▶ **Request**: Below is a block of records; return all of them exactly, but without the images.

▶ **Rows**:
+ + +

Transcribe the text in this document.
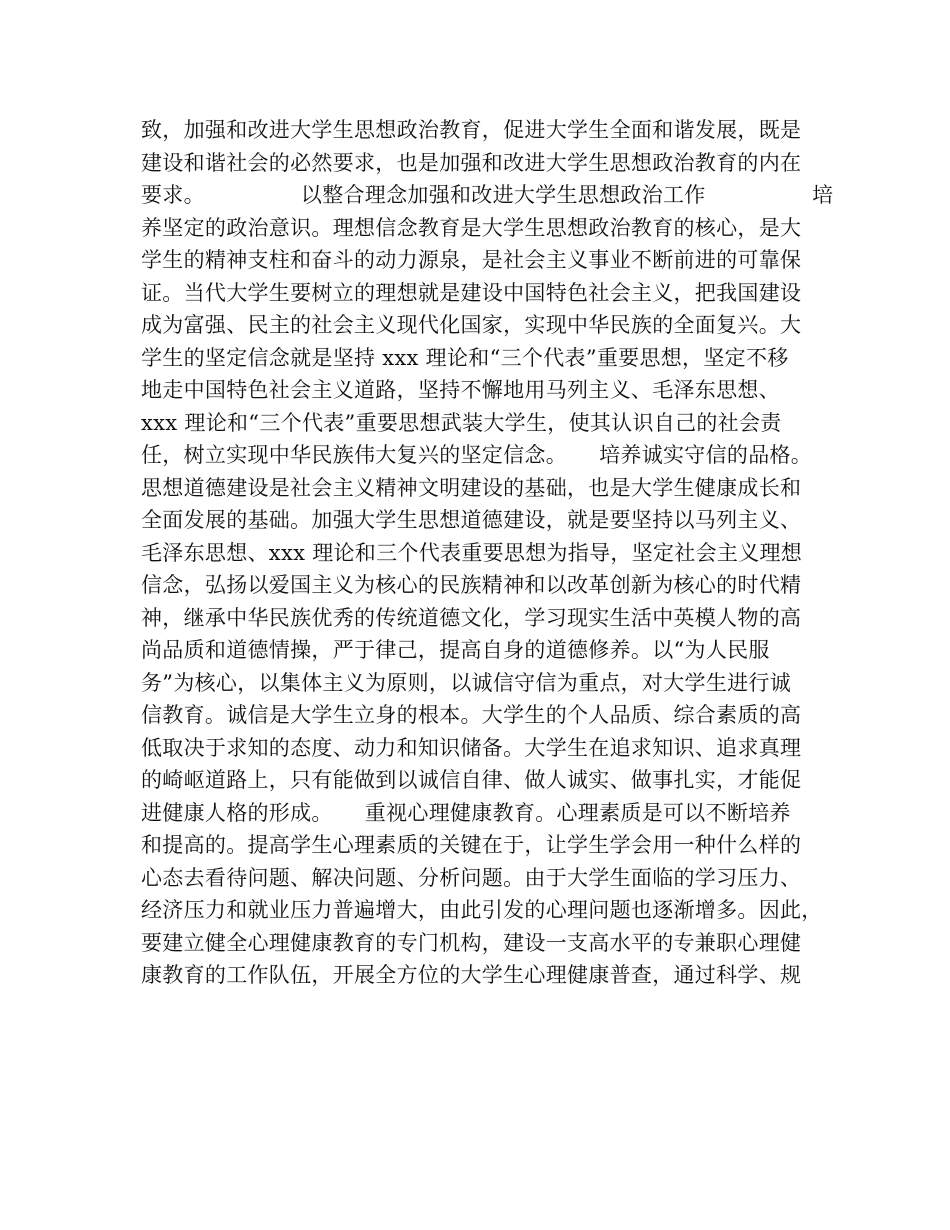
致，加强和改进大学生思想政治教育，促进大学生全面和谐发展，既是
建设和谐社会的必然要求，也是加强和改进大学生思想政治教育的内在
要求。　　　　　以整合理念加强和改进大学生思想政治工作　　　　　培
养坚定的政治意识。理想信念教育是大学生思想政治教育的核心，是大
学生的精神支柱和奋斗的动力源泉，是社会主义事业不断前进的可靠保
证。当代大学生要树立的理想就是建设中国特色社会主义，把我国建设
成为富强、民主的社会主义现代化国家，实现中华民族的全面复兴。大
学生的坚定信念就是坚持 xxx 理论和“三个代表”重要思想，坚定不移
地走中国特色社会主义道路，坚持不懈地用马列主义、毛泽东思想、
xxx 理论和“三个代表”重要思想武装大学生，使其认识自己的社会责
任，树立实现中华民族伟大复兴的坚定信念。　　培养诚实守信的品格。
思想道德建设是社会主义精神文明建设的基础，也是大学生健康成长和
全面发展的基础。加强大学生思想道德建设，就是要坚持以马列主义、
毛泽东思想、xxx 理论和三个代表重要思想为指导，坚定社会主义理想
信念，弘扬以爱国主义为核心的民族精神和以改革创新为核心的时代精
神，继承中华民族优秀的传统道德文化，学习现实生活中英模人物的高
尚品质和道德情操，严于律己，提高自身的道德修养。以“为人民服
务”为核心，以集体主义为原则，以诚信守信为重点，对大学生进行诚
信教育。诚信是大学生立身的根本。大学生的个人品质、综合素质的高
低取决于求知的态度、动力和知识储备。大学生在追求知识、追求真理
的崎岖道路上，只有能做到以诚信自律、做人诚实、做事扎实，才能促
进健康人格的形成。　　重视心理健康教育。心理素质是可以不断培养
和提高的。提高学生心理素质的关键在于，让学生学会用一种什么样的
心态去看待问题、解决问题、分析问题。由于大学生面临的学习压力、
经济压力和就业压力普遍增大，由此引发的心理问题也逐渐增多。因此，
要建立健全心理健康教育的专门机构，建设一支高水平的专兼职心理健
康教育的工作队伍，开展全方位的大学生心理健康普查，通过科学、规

+ + +

▶ **Finished task**:
Transcribe the text in this document.
致，加强和改进大学生思想政治教育，促进大学生全面和谐发展，既是
建设和谐社会的必然要求，也是加强和改进大学生思想政治教育的内在
要求。　　　　　以整合理念加强和改进大学生思想政治工作　　　　　培
养坚定的政治意识。理想信念教育是大学生思想政治教育的核心，是大
学生的精神支柱和奋斗的动力源泉，是社会主义事业不断前进的可靠保
证。当代大学生要树立的理想就是建设中国特色社会主义，把我国建设
成为富强、民主的社会主义现代化国家，实现中华民族的全面复兴。大
学生的坚定信念就是坚持 xxx 理论和“三个代表”重要思想，坚定不移
地走中国特色社会主义道路，坚持不懈地用马列主义、毛泽东思想、
xxx 理论和“三个代表”重要思想武装大学生，使其认识自己的社会责
任，树立实现中华民族伟大复兴的坚定信念。　　培养诚实守信的品格。
思想道德建设是社会主义精神文明建设的基础，也是大学生健康成长和
全面发展的基础。加强大学生思想道德建设，就是要坚持以马列主义、
毛泽东思想、xxx 理论和三个代表重要思想为指导，坚定社会主义理想
信念，弘扬以爱国主义为核心的民族精神和以改革创新为核心的时代精
神，继承中华民族优秀的传统道德文化，学习现实生活中英模人物的高
尚品质和道德情操，严于律己，提高自身的道德修养。以“为人民服
务”为核心，以集体主义为原则，以诚信守信为重点，对大学生进行诚
信教育。诚信是大学生立身的根本。大学生的个人品质、综合素质的高
低取决于求知的态度、动力和知识储备。大学生在追求知识、追求真理
的崎岖道路上，只有能做到以诚信自律、做人诚实、做事扎实，才能促
进健康人格的形成。　　重视心理健康教育。心理素质是可以不断培养
和提高的。提高学生心理素质的关键在于，让学生学会用一种什么样的
心态去看待问题、解决问题、分析问题。由于大学生面临的学习压力、
经济压力和就业压力普遍增大，由此引发的心理问题也逐渐增多。因此，
要建立健全心理健康教育的专门机构，建设一支高水平的专兼职心理健
康教育的工作队伍，开展全方位的大学生心理健康普查，通过科学、规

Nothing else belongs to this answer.